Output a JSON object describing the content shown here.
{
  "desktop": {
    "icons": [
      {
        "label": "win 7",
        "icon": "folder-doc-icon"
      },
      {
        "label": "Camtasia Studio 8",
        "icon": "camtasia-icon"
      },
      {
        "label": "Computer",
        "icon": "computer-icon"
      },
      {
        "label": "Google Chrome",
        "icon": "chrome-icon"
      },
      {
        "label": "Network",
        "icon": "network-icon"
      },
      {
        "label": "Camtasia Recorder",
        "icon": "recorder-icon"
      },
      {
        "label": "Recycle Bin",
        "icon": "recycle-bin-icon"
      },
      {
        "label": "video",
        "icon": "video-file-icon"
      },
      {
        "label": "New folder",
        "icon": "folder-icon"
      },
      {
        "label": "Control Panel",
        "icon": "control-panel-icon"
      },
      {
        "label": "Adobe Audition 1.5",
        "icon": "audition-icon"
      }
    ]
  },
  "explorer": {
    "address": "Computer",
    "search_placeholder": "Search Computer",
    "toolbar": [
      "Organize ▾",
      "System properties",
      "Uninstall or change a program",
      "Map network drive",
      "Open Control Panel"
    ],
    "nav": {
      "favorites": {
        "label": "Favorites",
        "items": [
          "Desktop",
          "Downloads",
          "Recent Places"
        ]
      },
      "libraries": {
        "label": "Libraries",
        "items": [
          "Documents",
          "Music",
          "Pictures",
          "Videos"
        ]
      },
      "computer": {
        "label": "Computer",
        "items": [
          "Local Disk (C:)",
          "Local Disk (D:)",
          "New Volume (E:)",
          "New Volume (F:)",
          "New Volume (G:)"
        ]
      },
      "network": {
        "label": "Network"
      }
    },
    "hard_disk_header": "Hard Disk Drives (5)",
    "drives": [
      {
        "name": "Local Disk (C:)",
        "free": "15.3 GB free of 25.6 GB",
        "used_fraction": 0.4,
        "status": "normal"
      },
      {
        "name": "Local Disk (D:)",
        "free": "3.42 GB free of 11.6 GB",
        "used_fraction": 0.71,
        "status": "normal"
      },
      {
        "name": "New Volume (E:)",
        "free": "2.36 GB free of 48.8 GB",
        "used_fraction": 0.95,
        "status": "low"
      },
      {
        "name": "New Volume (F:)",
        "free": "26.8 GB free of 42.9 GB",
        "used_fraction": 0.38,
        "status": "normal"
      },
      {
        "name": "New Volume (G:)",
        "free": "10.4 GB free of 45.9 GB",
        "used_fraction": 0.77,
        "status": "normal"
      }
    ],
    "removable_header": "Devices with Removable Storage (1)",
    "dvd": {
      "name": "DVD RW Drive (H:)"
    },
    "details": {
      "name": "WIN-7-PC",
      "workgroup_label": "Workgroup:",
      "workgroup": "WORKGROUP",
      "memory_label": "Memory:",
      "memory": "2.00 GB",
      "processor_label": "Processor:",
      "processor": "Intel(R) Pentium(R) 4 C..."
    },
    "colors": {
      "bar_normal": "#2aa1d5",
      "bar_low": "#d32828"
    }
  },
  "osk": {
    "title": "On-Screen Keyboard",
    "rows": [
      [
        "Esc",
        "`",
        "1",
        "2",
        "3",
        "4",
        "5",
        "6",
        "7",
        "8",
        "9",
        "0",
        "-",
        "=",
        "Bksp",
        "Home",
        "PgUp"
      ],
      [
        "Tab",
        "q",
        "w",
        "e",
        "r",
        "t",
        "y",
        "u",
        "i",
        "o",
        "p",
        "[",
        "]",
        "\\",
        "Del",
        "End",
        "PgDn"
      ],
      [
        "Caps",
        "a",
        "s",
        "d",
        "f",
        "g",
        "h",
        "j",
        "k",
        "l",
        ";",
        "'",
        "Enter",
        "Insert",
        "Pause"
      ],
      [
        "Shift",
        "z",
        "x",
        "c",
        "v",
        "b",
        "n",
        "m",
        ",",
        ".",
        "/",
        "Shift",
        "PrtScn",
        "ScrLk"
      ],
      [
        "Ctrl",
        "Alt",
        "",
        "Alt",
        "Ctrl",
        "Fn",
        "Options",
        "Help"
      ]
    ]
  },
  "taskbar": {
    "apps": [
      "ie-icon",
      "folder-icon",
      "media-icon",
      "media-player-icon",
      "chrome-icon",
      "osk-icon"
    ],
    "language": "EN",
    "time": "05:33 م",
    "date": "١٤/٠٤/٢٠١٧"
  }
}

- [Short task]:
Provide an exact reproduction of all the entries shown above.

- [Answer for the task]:
Output a JSON object describing the content shown here.
{
  "desktop": {
    "icons": [
      {
        "label": "win 7",
        "icon": "folder-doc-icon"
      },
      {
        "label": "Camtasia Studio 8",
        "icon": "camtasia-icon"
      },
      {
        "label": "Computer",
        "icon": "computer-icon"
      },
      {
        "label": "Google Chrome",
        "icon": "chrome-icon"
      },
      {
        "label": "Network",
        "icon": "network-icon"
      },
      {
        "label": "Camtasia Recorder",
        "icon": "recorder-icon"
      },
      {
        "label": "Recycle Bin",
        "icon": "recycle-bin-icon"
      },
      {
        "label": "video",
        "icon": "video-file-icon"
      },
      {
        "label": "New folder",
        "icon": "folder-icon"
      },
      {
        "label": "Control Panel",
        "icon": "control-panel-icon"
      },
      {
        "label": "Adobe Audition 1.5",
        "icon": "audition-icon"
      }
    ]
  },
  "explorer": {
    "address": "Computer",
    "search_placeholder": "Search Computer",
    "toolbar": [
      "Organize ▾",
      "System properties",
      "Uninstall or change a program",
      "Map network drive",
      "Open Control Panel"
    ],
    "nav": {
      "favorites": {
        "label": "Favorites",
        "items": [
          "Desktop",
          "Downloads",
          "Recent Places"
        ]
      },
      "libraries": {
        "label": "Libraries",
        "items": [
          "Documents",
          "Music",
          "Pictures",
          "Videos"
        ]
      },
      "computer": {
        "label": "Computer",
        "items": [
          "Local Disk (C:)",
          "Local Disk (D:)",
          "New Volume (E:)",
          "New Volume (F:)",
          "New Volume (G:)"
        ]
      },
      "network": {
        "label": "Network"
      }
    },
    "hard_disk_header": "Hard Disk Drives (5)",
    "drives": [
      {
        "name": "Local Disk (C:)",
        "free": "15.3 GB free of 25.6 GB",
        "used_fraction": 0.4,
        "status": "normal"
      },
      {
        "name": "Local Disk (D:)",
        "free": "3.42 GB free of 11.6 GB",
        "used_fraction": 0.71,
        "status": "normal"
      },
      {
        "name": "New Volume (E:)",
        "free": "2.36 GB free of 48.8 GB",
        "used_fraction": 0.95,
        "status": "low"
      },
      {
        "name": "New Volume (F:)",
        "free": "26.8 GB free of 42.9 GB",
        "used_fraction": 0.38,
        "status": "normal"
      },
      {
        "name": "New Volume (G:)",
        "free": "10.4 GB free of 45.9 GB",
        "used_fraction": 0.77,
        "status": "normal"
      }
    ],
    "removable_header": "Devices with Removable Storage (1)",
    "dvd": {
      "name": "DVD RW Drive (H:)"
    },
    "details": {
      "name": "WIN-7-PC",
      "workgroup_label": "Workgroup:",
      "workgroup": "WORKGROUP",
      "memory_label": "Memory:",
      "memory": "2.00 GB",
      "processor_label": "Processor:",
      "processor": "Intel(R) Pentium(R) 4 C..."
    },
    "colors": {
      "bar_normal": "#2aa1d5",
      "bar_low": "#d32828"
    }
  },
  "osk": {
    "title": "On-Screen Keyboard",
    "rows": [
      [
        "Esc",
        "`",
        "1",
        "2",
        "3",
        "4",
        "5",
        "6",
        "7",
        "8",
        "9",
        "0",
        "-",
        "=",
        "Bksp",
        "Home",
        "PgUp"
      ],
      [
        "Tab",
        "q",
        "w",
        "e",
        "r",
        "t",
        "y",
        "u",
        "i",
        "o",
        "p",
        "[",
        "]",
        "\\",
        "Del",
        "End",
        "PgDn"
      ],
      [
        "Caps",
        "a",
        "s",
        "d",
        "f",
        "g",
        "h",
        "j",
        "k",
        "l",
        ";",
        "'",
        "Enter",
        "Insert",
        "Pause"
      ],
      [
        "Shift",
        "z",
        "x",
        "c",
        "v",
        "b",
        "n",
        "m",
        ",",
        ".",
        "/",
        "Shift",
        "PrtScn",
        "ScrLk"
      ],
      [
        "Ctrl",
        "Alt",
        "",
        "Alt",
        "Ctrl",
        "Fn",
        "Options",
        "Help"
      ]
    ]
  },
  "taskbar": {
    "apps": [
      "ie-icon",
      "folder-icon",
      "media-icon",
      "media-player-icon",
      "chrome-icon",
      "osk-icon"
    ],
    "language": "EN",
    "time": "05:33 م",
    "date": "١٤/٠٤/٢٠١٧"
  }
}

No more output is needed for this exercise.